AIM: Pull each line holding "άρθρου" out of the entries below.

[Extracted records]
++++++++
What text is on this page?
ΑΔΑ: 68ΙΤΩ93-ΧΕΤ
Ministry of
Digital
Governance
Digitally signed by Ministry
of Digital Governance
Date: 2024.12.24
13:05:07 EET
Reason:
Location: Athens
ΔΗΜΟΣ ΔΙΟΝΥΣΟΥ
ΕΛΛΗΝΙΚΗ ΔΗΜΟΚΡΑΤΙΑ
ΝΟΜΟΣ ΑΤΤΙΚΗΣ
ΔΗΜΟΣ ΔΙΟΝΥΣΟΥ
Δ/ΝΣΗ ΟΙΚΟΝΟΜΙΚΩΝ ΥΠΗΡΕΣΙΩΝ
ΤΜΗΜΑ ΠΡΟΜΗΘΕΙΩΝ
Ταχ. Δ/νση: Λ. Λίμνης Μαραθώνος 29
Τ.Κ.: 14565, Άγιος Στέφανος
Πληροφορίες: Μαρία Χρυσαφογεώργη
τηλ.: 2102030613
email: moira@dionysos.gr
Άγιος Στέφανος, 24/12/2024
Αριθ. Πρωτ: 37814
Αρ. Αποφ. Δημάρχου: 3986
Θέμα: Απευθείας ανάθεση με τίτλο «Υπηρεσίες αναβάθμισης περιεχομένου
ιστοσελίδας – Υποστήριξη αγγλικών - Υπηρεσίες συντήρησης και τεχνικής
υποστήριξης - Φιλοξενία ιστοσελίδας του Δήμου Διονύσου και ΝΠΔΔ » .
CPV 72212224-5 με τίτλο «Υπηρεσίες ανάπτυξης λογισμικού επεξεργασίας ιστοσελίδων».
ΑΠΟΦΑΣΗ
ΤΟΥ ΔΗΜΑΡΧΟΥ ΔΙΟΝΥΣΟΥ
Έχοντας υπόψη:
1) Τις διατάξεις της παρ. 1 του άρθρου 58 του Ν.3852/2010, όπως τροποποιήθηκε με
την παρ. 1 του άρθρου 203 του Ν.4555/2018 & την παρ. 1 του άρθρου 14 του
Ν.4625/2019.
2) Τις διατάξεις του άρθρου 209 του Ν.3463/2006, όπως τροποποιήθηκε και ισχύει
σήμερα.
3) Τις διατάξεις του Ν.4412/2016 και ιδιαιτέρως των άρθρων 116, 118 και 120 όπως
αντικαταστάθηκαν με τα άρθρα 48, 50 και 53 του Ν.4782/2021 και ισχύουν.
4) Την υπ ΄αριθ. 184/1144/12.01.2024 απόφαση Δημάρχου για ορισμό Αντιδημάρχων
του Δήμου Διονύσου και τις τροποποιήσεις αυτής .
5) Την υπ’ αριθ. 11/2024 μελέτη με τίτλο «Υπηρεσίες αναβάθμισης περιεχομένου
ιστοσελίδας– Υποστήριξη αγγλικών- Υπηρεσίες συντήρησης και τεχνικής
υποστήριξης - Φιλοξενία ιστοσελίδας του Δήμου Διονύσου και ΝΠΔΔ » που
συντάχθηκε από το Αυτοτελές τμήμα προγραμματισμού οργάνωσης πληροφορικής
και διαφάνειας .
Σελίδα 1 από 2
++++++++
TASK RESPONSE:
1) Τις διατάξεις της παρ. 1 του άρθρου 58 του Ν.3852/2010, όπως τροποποιήθηκε με
την παρ. 1 του άρθρου 203 του Ν.4555/2018 & την παρ. 1 του άρθρου 14 του
2) Τις διατάξεις του άρθρου 209 του Ν.3463/2006, όπως τροποποιήθηκε και ισχύει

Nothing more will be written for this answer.